Excerpt from a dataset:
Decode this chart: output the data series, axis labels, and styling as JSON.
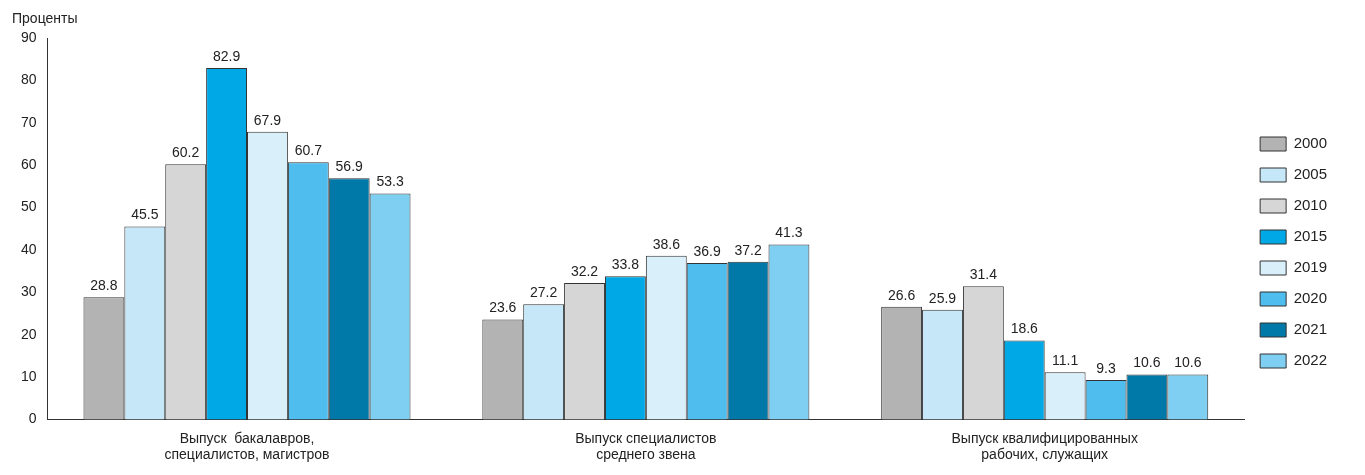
{
  "chart_data": {
    "type": "bar",
    "ylabel": "Проценты",
    "categories": [
      "Выпуск  бакалавров,\nспециалистов, магистров",
      "Выпуск специалистов\nсреднего звена",
      "Выпуск квалифицированных\nрабочих, служащих"
    ],
    "series": [
      {
        "name": "2000",
        "color": "#b3b3b3",
        "values": [
          28.8,
          23.6,
          26.6
        ]
      },
      {
        "name": "2005",
        "color": "#c6e7f8",
        "values": [
          45.5,
          27.2,
          25.9
        ]
      },
      {
        "name": "2010",
        "color": "#d6d6d6",
        "values": [
          60.2,
          32.2,
          31.4
        ]
      },
      {
        "name": "2015",
        "color": "#00a9e6",
        "values": [
          82.9,
          33.8,
          18.6
        ]
      },
      {
        "name": "2019",
        "color": "#d9f0fb",
        "values": [
          67.9,
          38.6,
          11.1
        ]
      },
      {
        "name": "2020",
        "color": "#4fbdee",
        "values": [
          60.7,
          36.9,
          9.3
        ]
      },
      {
        "name": "2021",
        "color": "#0079a8",
        "values": [
          56.9,
          37.2,
          10.6
        ]
      },
      {
        "name": "2022",
        "color": "#7fcff2",
        "values": [
          53.3,
          41.3,
          10.6
        ]
      }
    ],
    "ylim": [
      0,
      90
    ],
    "yticks": [
      0,
      10,
      20,
      30,
      40,
      50,
      60,
      70,
      80,
      90
    ],
    "grid": false,
    "legend": "right",
    "data_labels": true
  }
}
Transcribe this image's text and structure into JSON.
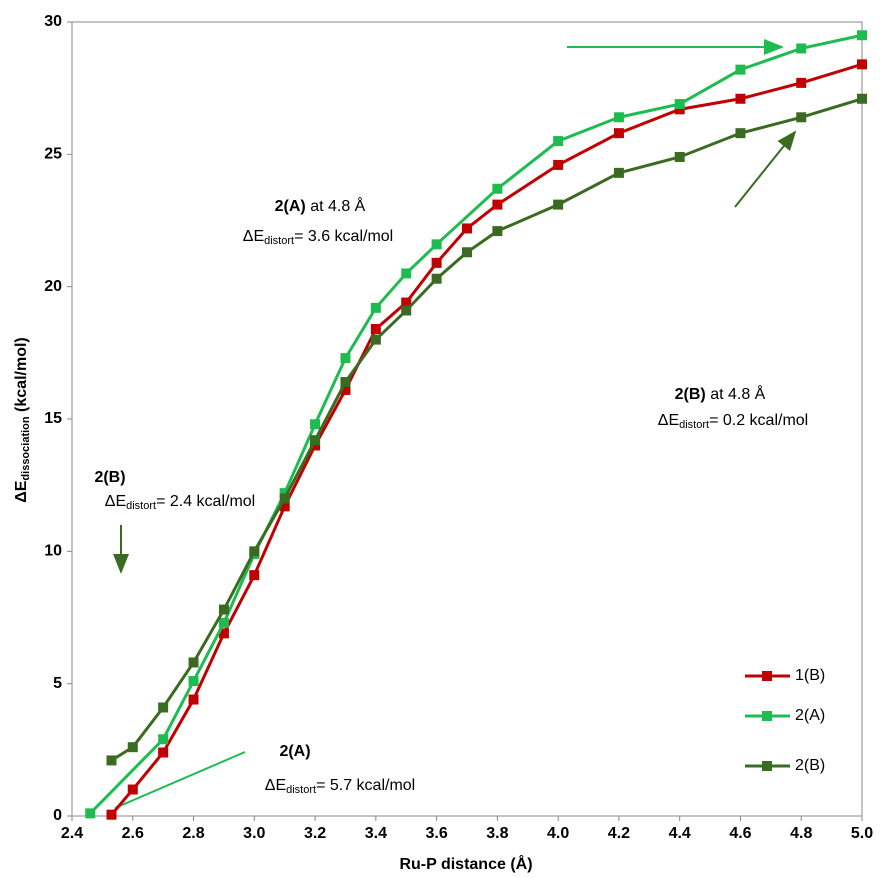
{
  "chart_data": {
    "type": "line",
    "x_label": "Ru-P distance (Å)",
    "y_label": {
      "symbol": "ΔE",
      "subscript": "dissociation",
      "rest": " (kcal/mol)"
    },
    "xlim": [
      2.4,
      5.0
    ],
    "xticks": [
      2.4,
      2.6,
      2.8,
      {
        "value": 3,
        "label": "3.0"
      },
      3.2,
      3.4,
      3.6,
      3.8,
      {
        "value": 4,
        "label": "4.0"
      },
      4.2,
      4.4,
      4.6,
      4.8,
      {
        "value": 5,
        "label": "5.0"
      }
    ],
    "ylim": [
      0,
      30
    ],
    "yticks": [
      0,
      5,
      10,
      15,
      20,
      25,
      30
    ],
    "grid": false,
    "legend": "lower right",
    "series": [
      {
        "name": "1(B)",
        "color": "#c00000",
        "x": [
          2.53,
          2.6,
          2.7,
          2.8,
          2.9,
          3.0,
          3.1,
          3.2,
          3.3,
          3.4,
          3.5,
          3.6,
          3.7,
          3.8,
          4.0,
          4.2,
          4.4,
          4.6,
          4.8,
          5.0
        ],
        "values": [
          0.05,
          1.0,
          2.4,
          4.4,
          6.9,
          9.1,
          11.7,
          14.0,
          16.1,
          18.4,
          19.4,
          20.9,
          22.2,
          23.1,
          24.6,
          25.8,
          26.7,
          27.1,
          27.7,
          28.4
        ]
      },
      {
        "name": "2(A)",
        "color": "#1ebc50",
        "x": [
          2.46,
          2.7,
          2.8,
          2.9,
          3.0,
          3.1,
          3.2,
          3.3,
          3.4,
          3.5,
          3.6,
          3.8,
          4.0,
          4.2,
          4.4,
          4.6,
          4.8,
          5.0
        ],
        "values": [
          0.1,
          2.9,
          5.1,
          7.3,
          9.9,
          12.2,
          14.8,
          17.3,
          19.2,
          20.5,
          21.6,
          23.7,
          25.5,
          26.4,
          26.9,
          28.2,
          29.0,
          29.5
        ]
      },
      {
        "name": "2(B)",
        "color": "#3b6b22",
        "x": [
          2.53,
          2.6,
          2.7,
          2.8,
          2.9,
          3.0,
          3.1,
          3.2,
          3.3,
          3.4,
          3.5,
          3.6,
          3.7,
          3.8,
          4.0,
          4.2,
          4.4,
          4.6,
          4.8,
          5.0
        ],
        "values": [
          2.1,
          2.6,
          4.1,
          5.8,
          7.8,
          10.0,
          12.0,
          14.2,
          16.4,
          18.0,
          19.1,
          20.3,
          21.3,
          22.1,
          23.1,
          24.3,
          24.9,
          25.8,
          26.4,
          27.1
        ]
      }
    ],
    "annotations": [
      {
        "title_bold": "2(A)",
        "title_rest": " at 4.8 Å",
        "symbol": "ΔE",
        "subscript": "distort",
        "rest": "= 3.6 kcal/mol"
      },
      {
        "title_bold": "2(B)",
        "title_rest": " at 4.8 Å",
        "symbol": "ΔE",
        "subscript": "distort",
        "rest": "= 0.2 kcal/mol"
      },
      {
        "title_bold": "2(B)",
        "symbol": "ΔE",
        "subscript": "distort",
        "rest": "= 2.4 kcal/mol"
      },
      {
        "title_bold": "2(A)",
        "symbol": "ΔE",
        "subscript": "distort",
        "rest": "= 5.7 kcal/mol"
      }
    ]
  }
}
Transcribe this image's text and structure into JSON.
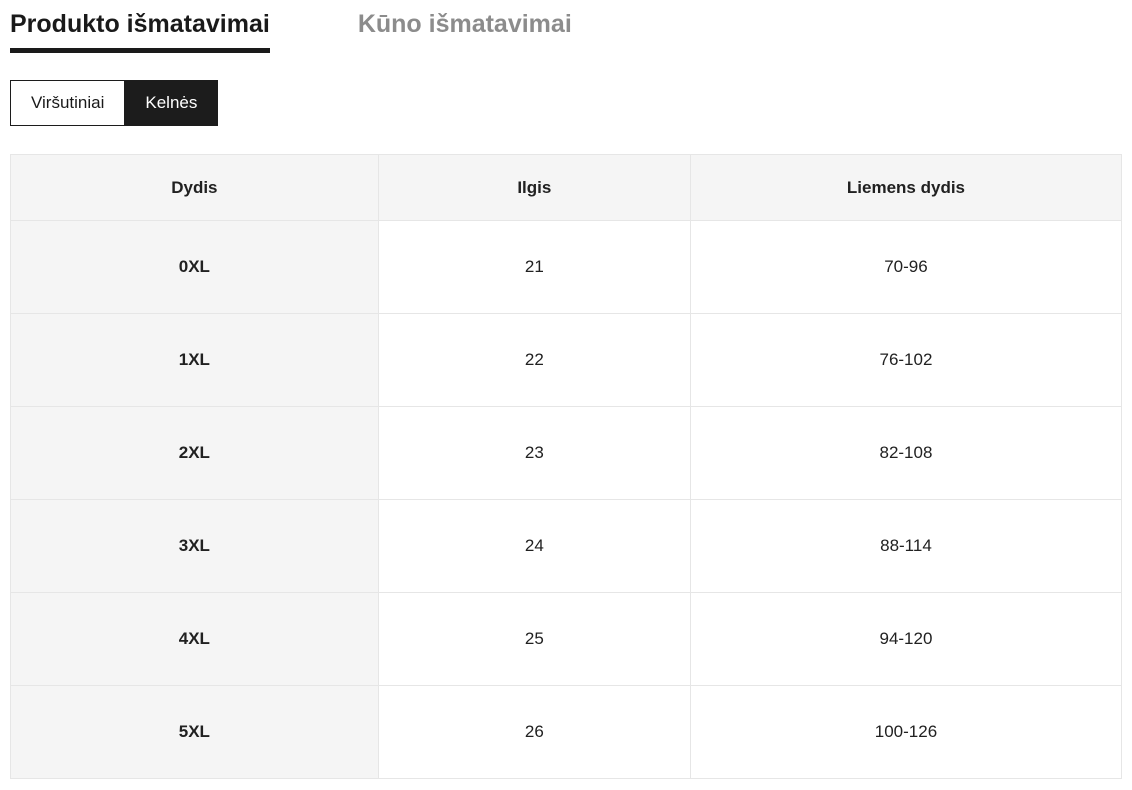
{
  "tabs": [
    {
      "label": "Produkto išmatavimai",
      "active": true
    },
    {
      "label": "Kūno išmatavimai",
      "active": false
    }
  ],
  "category_toggle": [
    {
      "label": "Viršutiniai",
      "selected": false
    },
    {
      "label": "Kelnės",
      "selected": true
    }
  ],
  "table": {
    "headers": [
      "Dydis",
      "Ilgis",
      "Liemens dydis"
    ],
    "rows": [
      [
        "0XL",
        "21",
        "70-96"
      ],
      [
        "1XL",
        "22",
        "76-102"
      ],
      [
        "2XL",
        "23",
        "82-108"
      ],
      [
        "3XL",
        "24",
        "88-114"
      ],
      [
        "4XL",
        "25",
        "94-120"
      ],
      [
        "5XL",
        "26",
        "100-126"
      ]
    ]
  },
  "colors": {
    "active_tab_text": "#1a1a1a",
    "active_tab_underline": "#1a1a1a",
    "inactive_tab_text": "#8c8c8c",
    "selected_toggle_bg": "#1c1c1c",
    "selected_toggle_text": "#ffffff",
    "table_header_bg": "#f5f5f5",
    "table_first_column_bg": "#f5f5f5",
    "table_border": "#e6e6e6",
    "table_text": "#212121"
  }
}
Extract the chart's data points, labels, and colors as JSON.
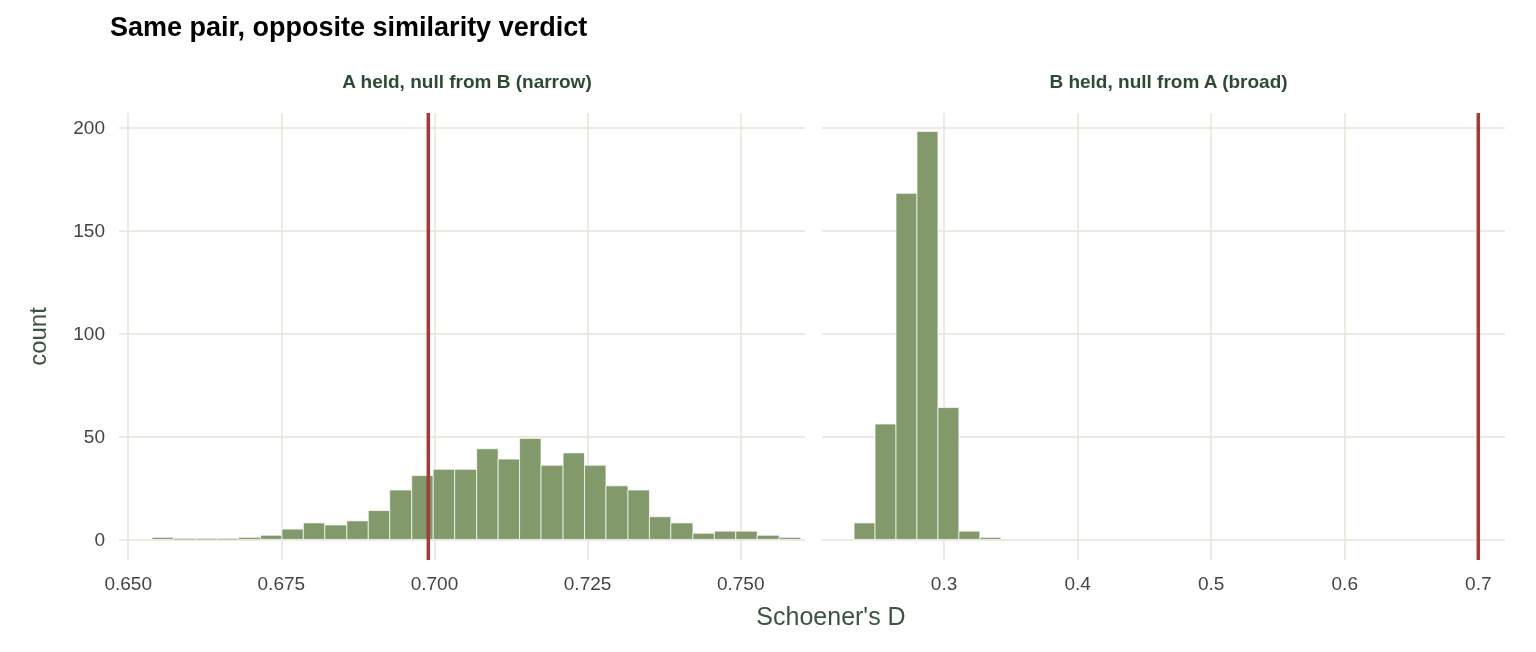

* _WHAT IS EXPECTED_: Every line containing the string "false" must be listed.

* _FINAL RESULT_:
    "grid": false,
    "grid": false,
      "active": false
      "selected": false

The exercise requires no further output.